*Task brief*
Look through the listing below and give the number of lines that hold "this". Say nothing more.

*Records to process*
****************

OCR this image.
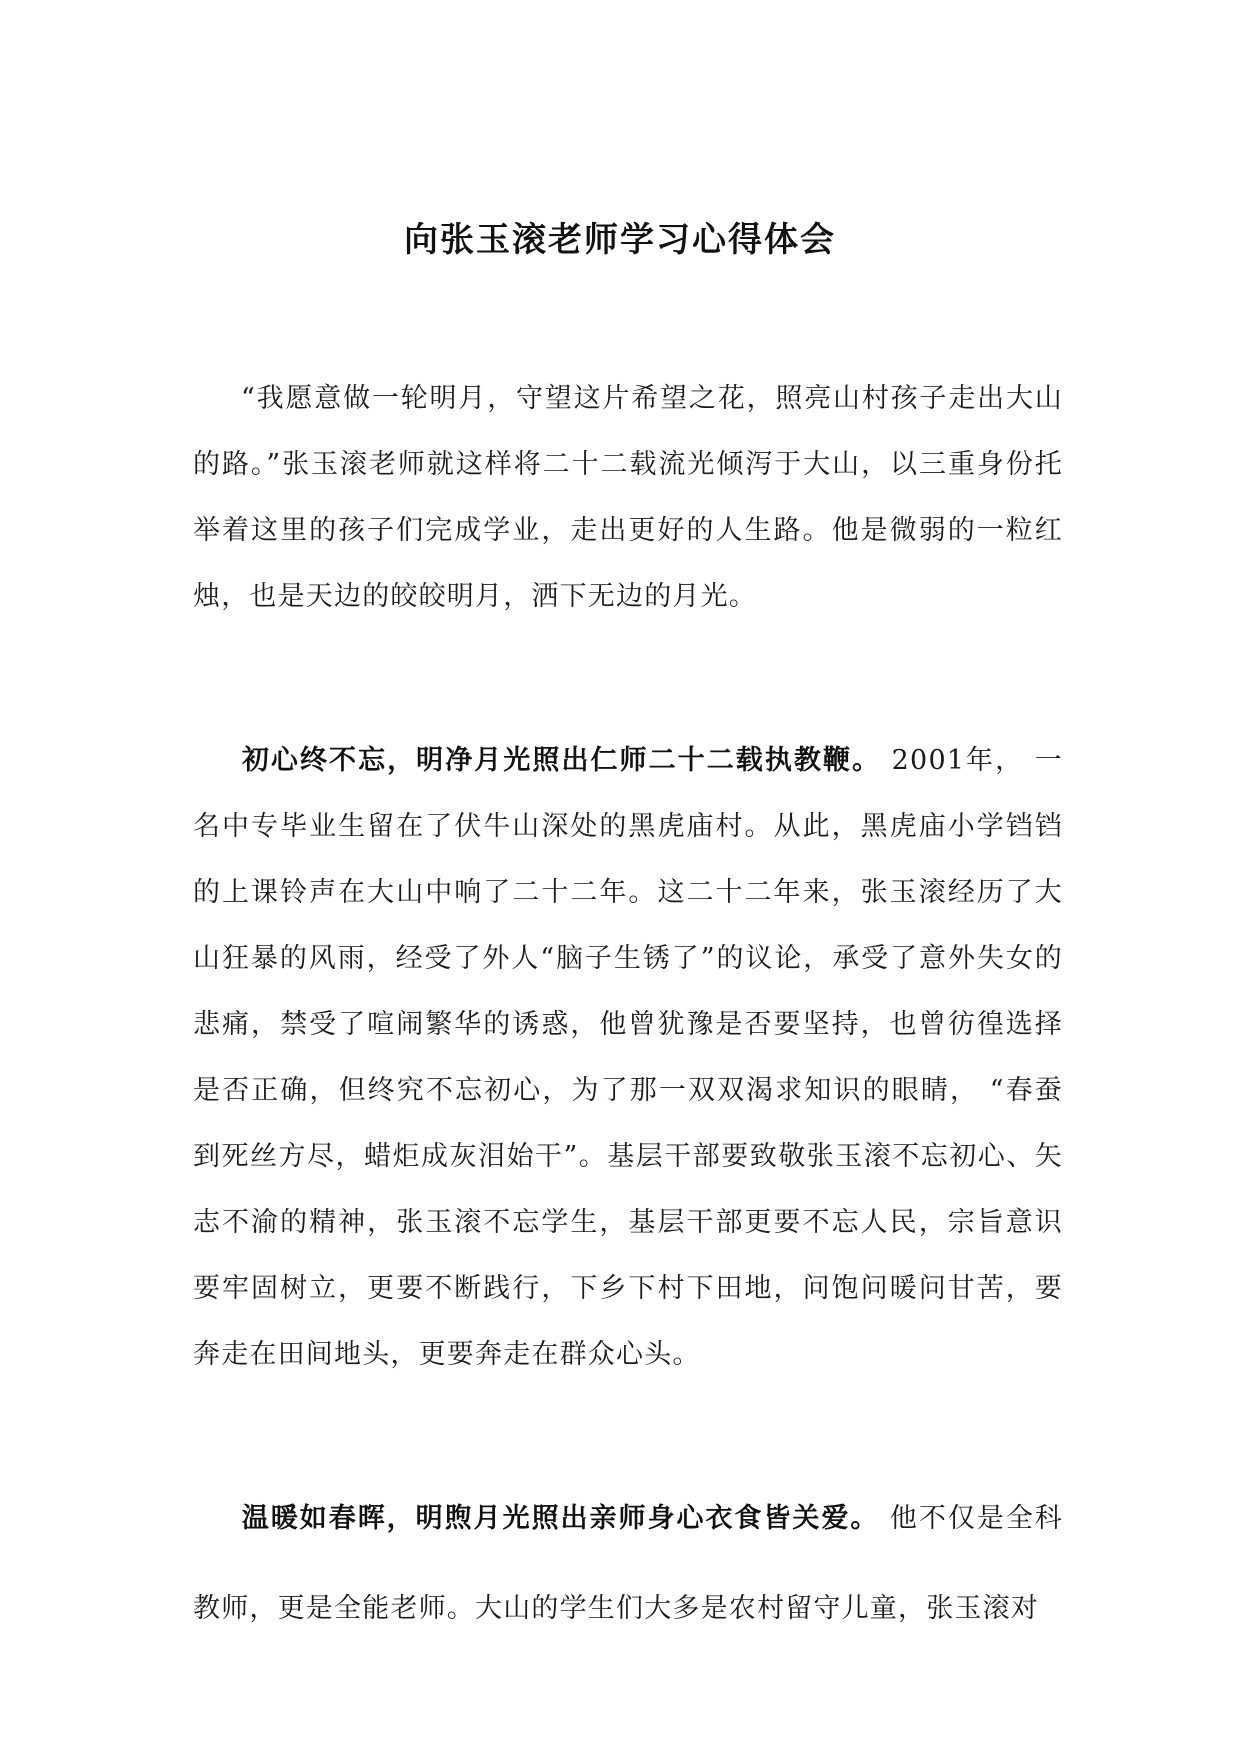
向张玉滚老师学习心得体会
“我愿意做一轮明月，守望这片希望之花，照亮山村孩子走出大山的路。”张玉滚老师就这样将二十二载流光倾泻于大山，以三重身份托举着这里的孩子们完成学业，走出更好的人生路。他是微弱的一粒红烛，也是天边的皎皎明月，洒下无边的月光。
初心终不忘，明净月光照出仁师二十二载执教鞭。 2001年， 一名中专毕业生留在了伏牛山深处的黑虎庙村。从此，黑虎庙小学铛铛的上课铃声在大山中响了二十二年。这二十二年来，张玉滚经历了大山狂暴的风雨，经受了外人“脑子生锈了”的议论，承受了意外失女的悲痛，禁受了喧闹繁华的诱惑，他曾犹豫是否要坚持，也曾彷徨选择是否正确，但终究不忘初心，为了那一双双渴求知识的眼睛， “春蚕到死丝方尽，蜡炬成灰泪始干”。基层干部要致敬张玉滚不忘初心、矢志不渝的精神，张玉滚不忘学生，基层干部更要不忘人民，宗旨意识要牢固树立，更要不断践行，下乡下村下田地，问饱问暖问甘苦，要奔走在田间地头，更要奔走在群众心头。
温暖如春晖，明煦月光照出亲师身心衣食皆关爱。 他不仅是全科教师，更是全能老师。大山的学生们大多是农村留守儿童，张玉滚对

****************

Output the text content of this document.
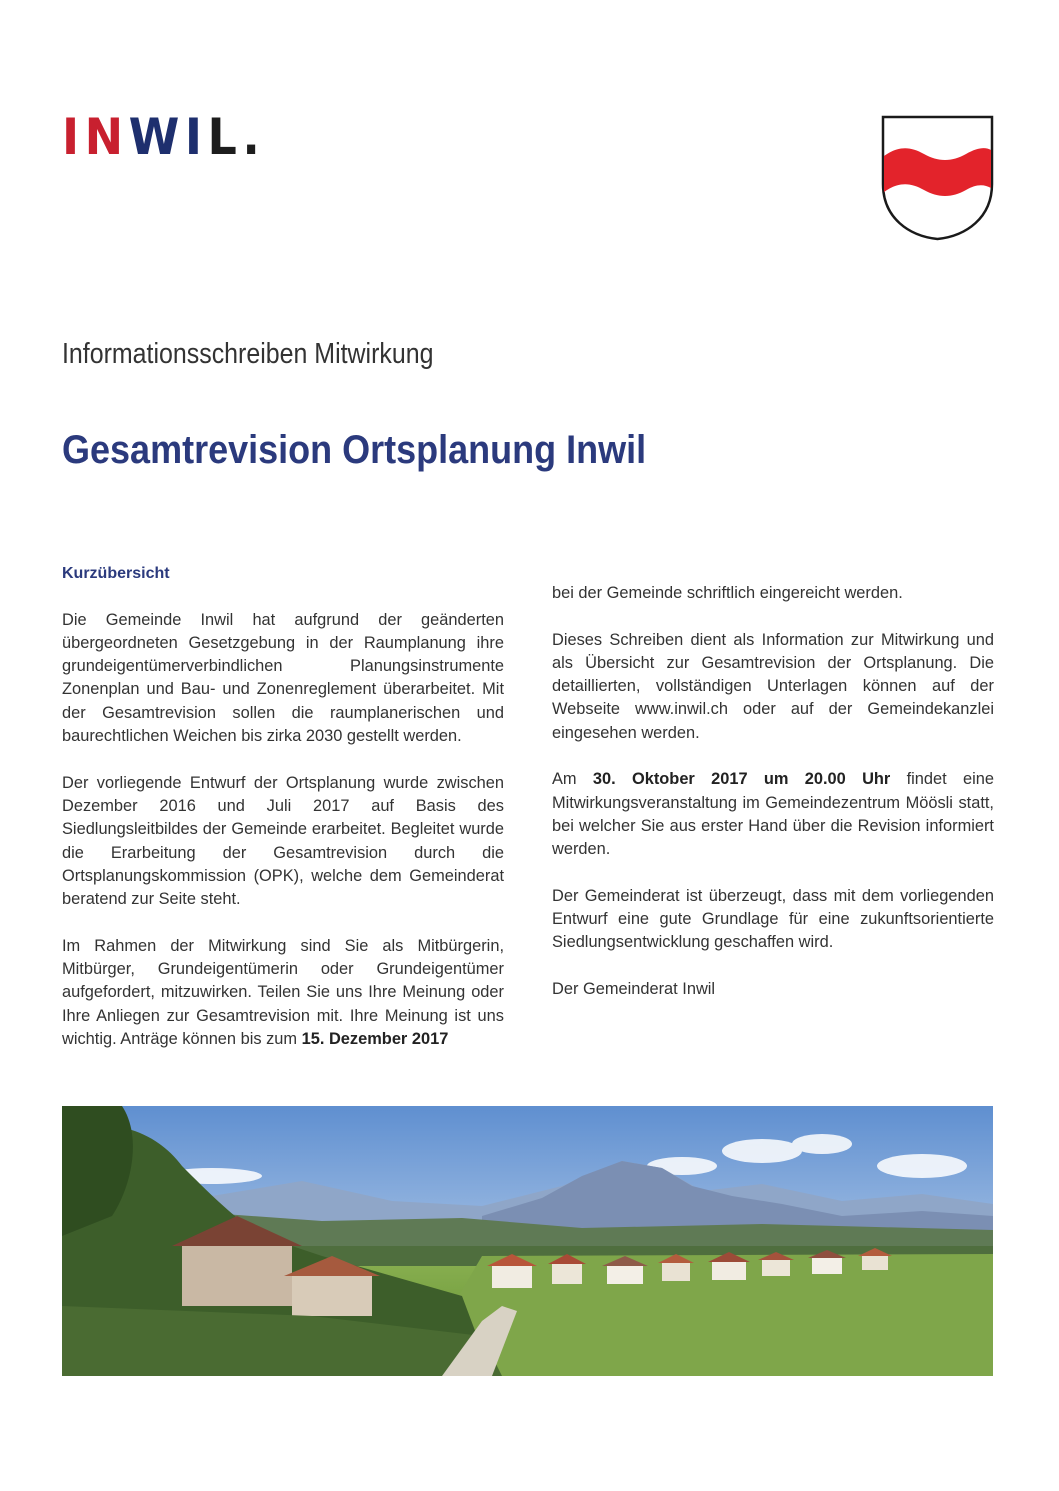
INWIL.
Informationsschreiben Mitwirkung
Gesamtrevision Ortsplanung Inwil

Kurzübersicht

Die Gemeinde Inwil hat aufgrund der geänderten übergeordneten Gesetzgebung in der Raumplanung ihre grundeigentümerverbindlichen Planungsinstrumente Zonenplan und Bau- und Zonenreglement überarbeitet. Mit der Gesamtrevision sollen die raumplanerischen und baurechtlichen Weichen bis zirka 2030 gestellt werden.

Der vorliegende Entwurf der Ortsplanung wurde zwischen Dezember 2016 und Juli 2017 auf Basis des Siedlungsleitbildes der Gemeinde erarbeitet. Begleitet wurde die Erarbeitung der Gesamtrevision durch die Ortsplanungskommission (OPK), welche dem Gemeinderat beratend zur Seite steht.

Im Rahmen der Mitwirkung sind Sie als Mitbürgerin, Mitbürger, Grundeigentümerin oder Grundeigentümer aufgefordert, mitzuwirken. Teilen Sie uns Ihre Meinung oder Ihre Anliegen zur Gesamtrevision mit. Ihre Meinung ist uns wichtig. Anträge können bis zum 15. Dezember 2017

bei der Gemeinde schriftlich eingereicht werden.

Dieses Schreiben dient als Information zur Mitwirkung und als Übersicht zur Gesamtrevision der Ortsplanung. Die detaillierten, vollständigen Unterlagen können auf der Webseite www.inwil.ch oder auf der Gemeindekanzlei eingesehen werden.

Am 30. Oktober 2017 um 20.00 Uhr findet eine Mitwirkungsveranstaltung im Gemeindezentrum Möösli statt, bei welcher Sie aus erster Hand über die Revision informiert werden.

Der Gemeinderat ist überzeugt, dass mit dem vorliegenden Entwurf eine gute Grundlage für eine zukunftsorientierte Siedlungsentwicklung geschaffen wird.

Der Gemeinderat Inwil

****************

*Reply to the exercise*
2